+++ Supplied information +++

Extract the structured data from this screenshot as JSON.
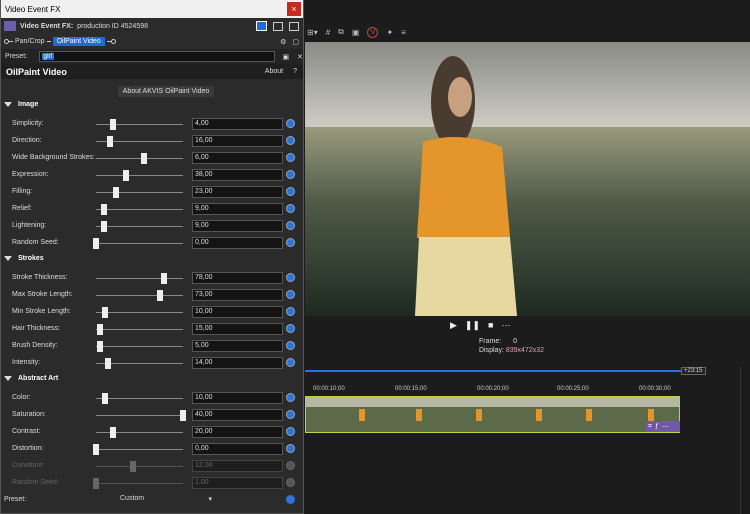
{
  "window": {
    "title": "Video Event FX",
    "close_label": "×"
  },
  "fx_header": {
    "label": "Video Event FX:",
    "value": "production ID 4524598"
  },
  "chain": {
    "items": [
      "Pan/Crop",
      "OilPaint Video"
    ]
  },
  "preset_row": {
    "label": "Preset:",
    "value": "girl"
  },
  "plugin": {
    "title": "OilPaint Video",
    "about_label": "About",
    "help_label": "?",
    "about_link": "About AKVIS OilPaint Video"
  },
  "sections": [
    {
      "name": "Image",
      "params": [
        {
          "name": "Simplicity:",
          "value": "4,00",
          "fraction": 0.2
        },
        {
          "name": "Direction:",
          "value": "16,00",
          "fraction": 0.16
        },
        {
          "name": "Wide Background Strokes:",
          "value": "6,00",
          "fraction": 0.55
        },
        {
          "name": "Expression:",
          "value": "38,00",
          "fraction": 0.35
        },
        {
          "name": "Filling:",
          "value": "23,00",
          "fraction": 0.23
        },
        {
          "name": "Relief:",
          "value": "9,00",
          "fraction": 0.09
        },
        {
          "name": "Lightening:",
          "value": "9,00",
          "fraction": 0.09
        },
        {
          "name": "Random Seed:",
          "value": "0,00",
          "fraction": 0.0
        }
      ]
    },
    {
      "name": "Strokes",
      "params": [
        {
          "name": "Stroke Thickness:",
          "value": "78,00",
          "fraction": 0.78
        },
        {
          "name": "Max Stroke Length:",
          "value": "73,00",
          "fraction": 0.73
        },
        {
          "name": "Min Stroke Length:",
          "value": "10,00",
          "fraction": 0.1
        },
        {
          "name": "Hair Thickness:",
          "value": "15,00",
          "fraction": 0.05
        },
        {
          "name": "Brush Density:",
          "value": "5,00",
          "fraction": 0.05
        },
        {
          "name": "Intensity:",
          "value": "14,00",
          "fraction": 0.14
        }
      ]
    },
    {
      "name": "Abstract Art",
      "params": [
        {
          "name": "Color:",
          "value": "10,00",
          "fraction": 0.1
        },
        {
          "name": "Saturation:",
          "value": "40,00",
          "fraction": 1.0
        },
        {
          "name": "Contrast:",
          "value": "20,00",
          "fraction": 0.2
        },
        {
          "name": "Distortion:",
          "value": "0,00",
          "fraction": 0.0
        },
        {
          "name": "Curvature:",
          "value": "12,00",
          "fraction": 0.43,
          "disabled": true
        },
        {
          "name": "Random Seed:",
          "value": "1,00",
          "fraction": 0.0,
          "disabled": true
        }
      ]
    }
  ],
  "bottom_preset": {
    "label": "Preset:",
    "value": "Custom"
  },
  "preview": {
    "frame_label": "Frame:",
    "frame_value": "0",
    "display_label": "Display:",
    "display_value": "839x472x32"
  },
  "timeline": {
    "tag": "+23:15",
    "ticks": [
      "00:00:10;00",
      "00:00:15;00",
      "00:00:20;00",
      "00:00:25;00",
      "00:00:30;00"
    ]
  },
  "colors": {
    "accent": "#1f6ad6",
    "close": "#c42b1c",
    "clip_border": "#c8d040"
  }
}
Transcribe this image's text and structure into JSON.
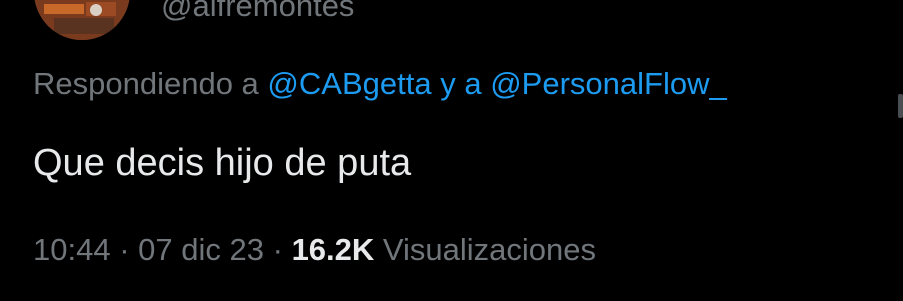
{
  "author": {
    "handle": "@alfremontes"
  },
  "reply": {
    "prefix": "Respondiendo a",
    "mention1": "@CABgetta",
    "conjunction": "y a",
    "mention2": "@PersonalFlow_"
  },
  "tweet": {
    "text": "Que decis hijo de puta"
  },
  "meta": {
    "time": "10:44",
    "sep1": "·",
    "date": "07 dic 23",
    "sep2": "·",
    "views_count": "16.2K",
    "views_label": "Visualizaciones"
  },
  "colors": {
    "background": "#000000",
    "primary_text": "#e7e9ea",
    "secondary_text": "#71767b",
    "link": "#1d9bf0"
  }
}
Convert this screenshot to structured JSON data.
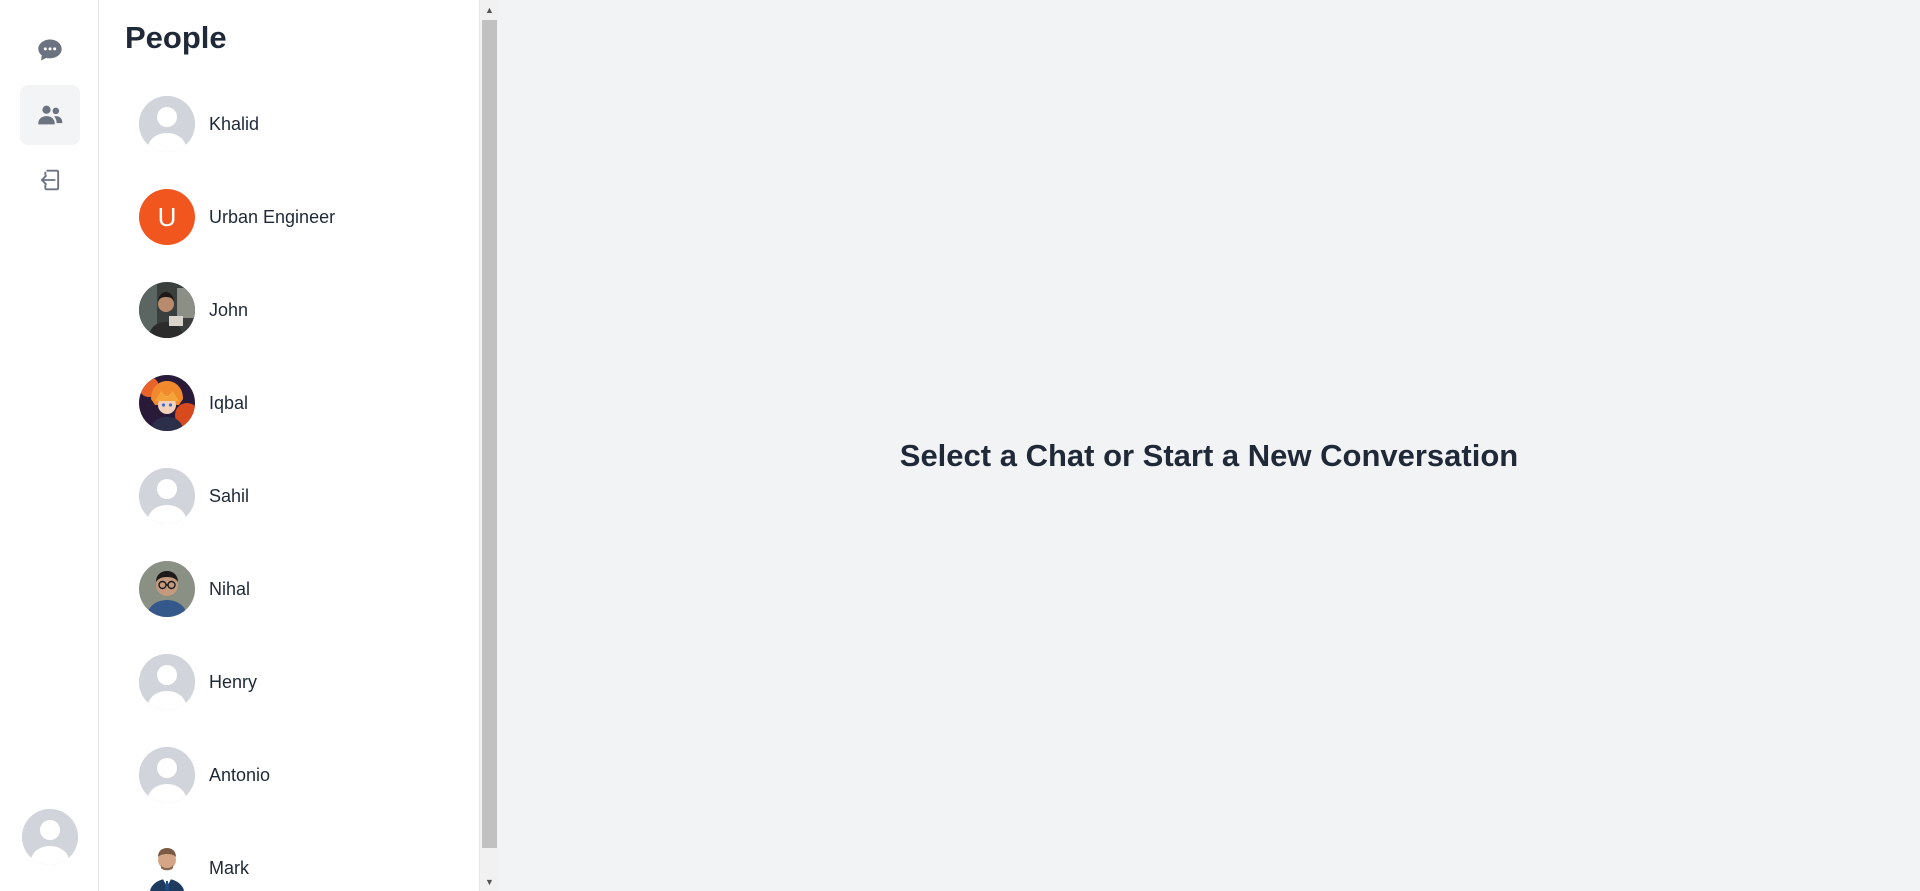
{
  "rail": {
    "items": [
      {
        "name": "chats",
        "icon": "chat-bubble-icon"
      },
      {
        "name": "people",
        "icon": "users-icon",
        "active": true
      },
      {
        "name": "logout",
        "icon": "sign-in-icon"
      }
    ],
    "profile_icon": "user-avatar"
  },
  "people": {
    "title": "People",
    "list": [
      {
        "name": "Khalid",
        "avatar": "default"
      },
      {
        "name": "Urban Engineer",
        "avatar": "letter",
        "letter": "U"
      },
      {
        "name": "John",
        "avatar": "photo"
      },
      {
        "name": "Iqbal",
        "avatar": "photo"
      },
      {
        "name": "Sahil",
        "avatar": "default"
      },
      {
        "name": "Nihal",
        "avatar": "photo"
      },
      {
        "name": "Henry",
        "avatar": "default"
      },
      {
        "name": "Antonio",
        "avatar": "default"
      },
      {
        "name": "Mark",
        "avatar": "photo"
      }
    ]
  },
  "main": {
    "message": "Select a Chat or Start a New Conversation"
  },
  "colors": {
    "accent_letter_avatar": "#f0561d",
    "main_background": "#f2f3f5",
    "active_rail": "#f3f4f6"
  }
}
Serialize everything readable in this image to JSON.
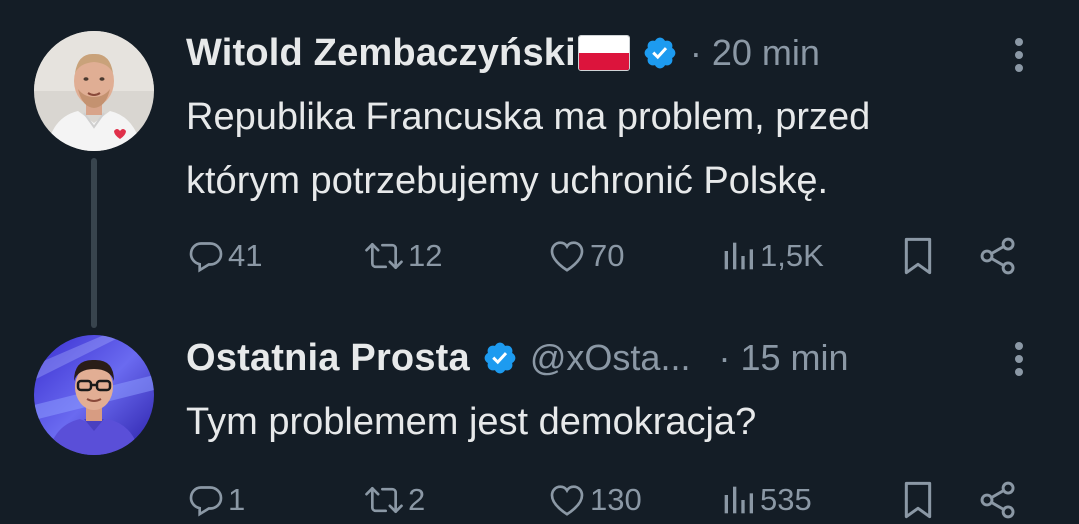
{
  "tweets": [
    {
      "author_name": "Witold Zembaczyński",
      "flag": "poland-flag-emoji",
      "verified": true,
      "time": "· 20 min",
      "text_lines": [
        "Republika Francuska ma problem, przed",
        "którym potrzebujemy uchronić Polskę."
      ],
      "stats": {
        "replies": "41",
        "reposts": "12",
        "likes": "70",
        "views": "1,5K"
      }
    },
    {
      "author_name": "Ostatnia Prosta",
      "verified": true,
      "handle": "@xOsta...",
      "time": "· 15 min",
      "text_lines": [
        "Tym problemem jest demokracja?"
      ],
      "stats": {
        "replies": "1",
        "reposts": "2",
        "likes": "130",
        "views": "535"
      }
    }
  ],
  "colors": {
    "background": "#141d26",
    "text_primary": "#e7e9ea",
    "text_secondary": "#8b98a5",
    "verified_blue": "#1d9bf0",
    "thread_line": "#38444d"
  }
}
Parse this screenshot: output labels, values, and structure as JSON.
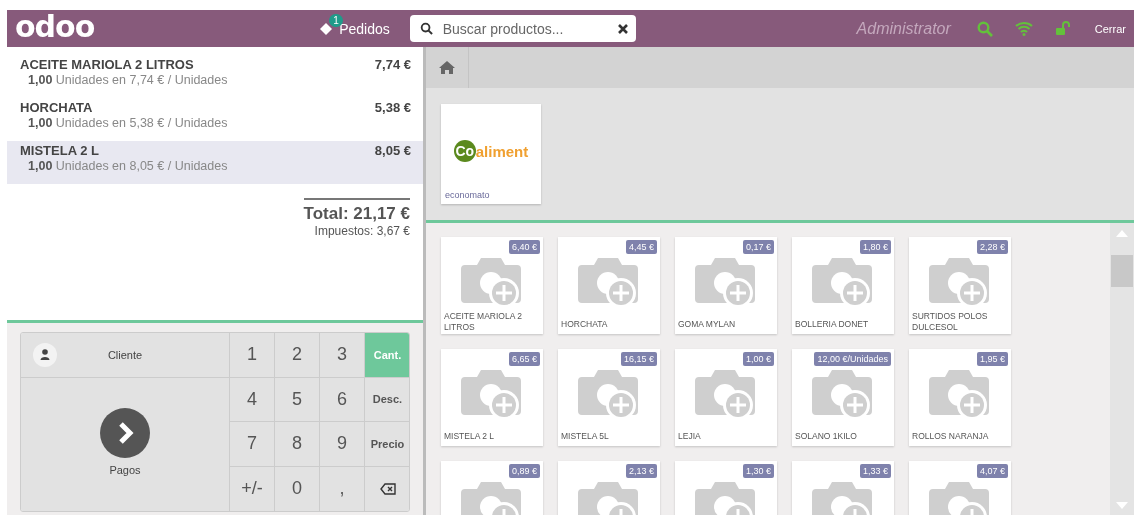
{
  "header": {
    "logo": "odoo",
    "orders": {
      "badge": "1",
      "label": "Pedidos"
    },
    "search": {
      "placeholder": "Buscar productos..."
    },
    "user": "Administrator",
    "close": "Cerrar"
  },
  "order_lines": [
    {
      "name": "ACEITE MARIOLA 2 LITROS",
      "price": "7,74 €",
      "qty": "1,00",
      "detail": "Unidades en 7,74 € / Unidades",
      "selected": false
    },
    {
      "name": "HORCHATA",
      "price": "5,38 €",
      "qty": "1,00",
      "detail": "Unidades en 5,38 € / Unidades",
      "selected": false
    },
    {
      "name": "MISTELA 2 L",
      "price": "8,05 €",
      "qty": "1,00",
      "detail": "Unidades en 8,05 € / Unidades",
      "selected": true
    }
  ],
  "summary": {
    "total": "Total: 21,17 €",
    "taxes": "Impuestos: 3,67 €"
  },
  "actions": {
    "customer": "Cliente",
    "payment": "Pagos"
  },
  "keypad": [
    {
      "kind": "digit",
      "label": "1"
    },
    {
      "kind": "digit",
      "label": "2"
    },
    {
      "kind": "digit",
      "label": "3"
    },
    {
      "kind": "mode",
      "label": "Cant.",
      "selected": true
    },
    {
      "kind": "digit",
      "label": "4"
    },
    {
      "kind": "digit",
      "label": "5"
    },
    {
      "kind": "digit",
      "label": "6"
    },
    {
      "kind": "mode",
      "label": "Desc.",
      "selected": false
    },
    {
      "kind": "digit",
      "label": "7"
    },
    {
      "kind": "digit",
      "label": "8"
    },
    {
      "kind": "digit",
      "label": "9"
    },
    {
      "kind": "mode",
      "label": "Precio",
      "selected": false
    },
    {
      "kind": "digit",
      "label": "+/-"
    },
    {
      "kind": "digit",
      "label": "0"
    },
    {
      "kind": "digit",
      "label": ","
    },
    {
      "kind": "backspace"
    }
  ],
  "categories": [
    {
      "logo_mark": "Co",
      "logo_text": "aliment",
      "label": "economato"
    }
  ],
  "products": [
    {
      "price": "6,40 €",
      "name": "ACEITE MARIOLA 2 LITROS"
    },
    {
      "price": "4,45 €",
      "name": "HORCHATA"
    },
    {
      "price": "0,17 €",
      "name": "GOMA MYLAN"
    },
    {
      "price": "1,80 €",
      "name": "BOLLERIA DONET"
    },
    {
      "price": "2,28 €",
      "name": "SURTIDOS POLOS DULCESOL"
    },
    {
      "price": "6,65 €",
      "name": "MISTELA 2 L"
    },
    {
      "price": "16,15 €",
      "name": "MISTELA 5L"
    },
    {
      "price": "1,00 €",
      "name": "LEJIA"
    },
    {
      "price": "12,00 €/Unidades",
      "name": "SOLANO 1KILO"
    },
    {
      "price": "1,95 €",
      "name": "ROLLOS NARANJA"
    },
    {
      "price": "0,89 €"
    },
    {
      "price": "2,13 €"
    },
    {
      "price": "1,30 €"
    },
    {
      "price": "1,33 €"
    },
    {
      "price": "4,07 €"
    }
  ]
}
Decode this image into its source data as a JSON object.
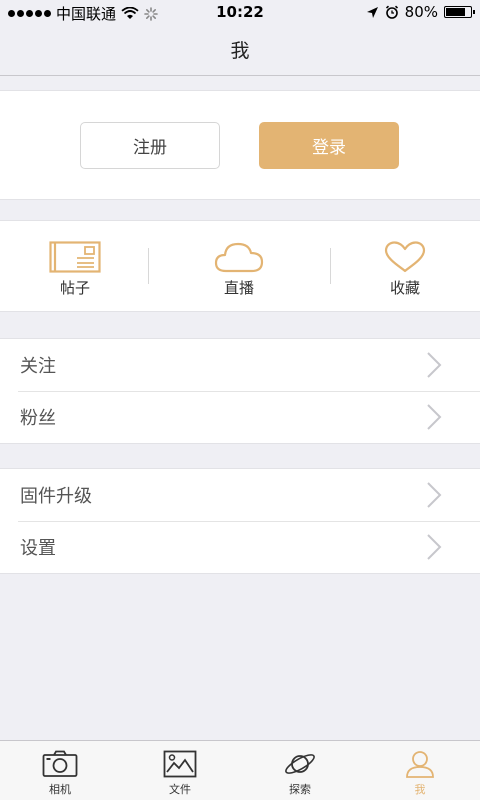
{
  "status_bar": {
    "carrier": "中国联通",
    "time": "10:22",
    "battery": "80%",
    "battery_level": 0.8
  },
  "nav": {
    "title": "我"
  },
  "auth": {
    "register_label": "注册",
    "login_label": "登录"
  },
  "stats": [
    {
      "label": "帖子",
      "icon": "postcard-icon"
    },
    {
      "label": "直播",
      "icon": "cloud-icon"
    },
    {
      "label": "收藏",
      "icon": "heart-icon"
    }
  ],
  "list1": [
    {
      "label": "关注"
    },
    {
      "label": "粉丝"
    }
  ],
  "list2": [
    {
      "label": "固件升级"
    },
    {
      "label": "设置"
    }
  ],
  "tabs": [
    {
      "label": "相机",
      "icon": "camera-icon"
    },
    {
      "label": "文件",
      "icon": "image-icon"
    },
    {
      "label": "探索",
      "icon": "planet-icon"
    },
    {
      "label": "我",
      "icon": "user-icon",
      "active": true
    }
  ],
  "colors": {
    "accent": "#e3b473",
    "background": "#efeff4"
  }
}
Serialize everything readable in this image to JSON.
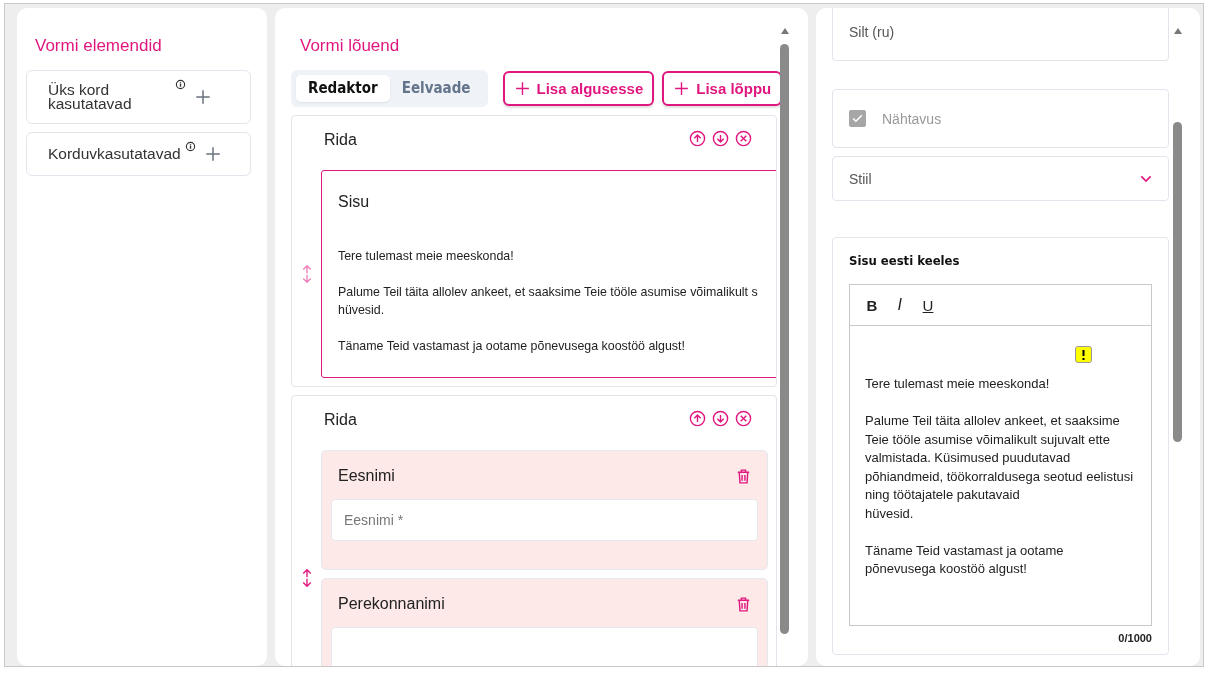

+++

* Requirements *
Copy every line of the records above that holds the word "ACEITE".

* Finished answer *
      "name": "ACEITE MARIOLA 2 LITROS",
      "name": "ACEITE MARIOLA 2 LITROS"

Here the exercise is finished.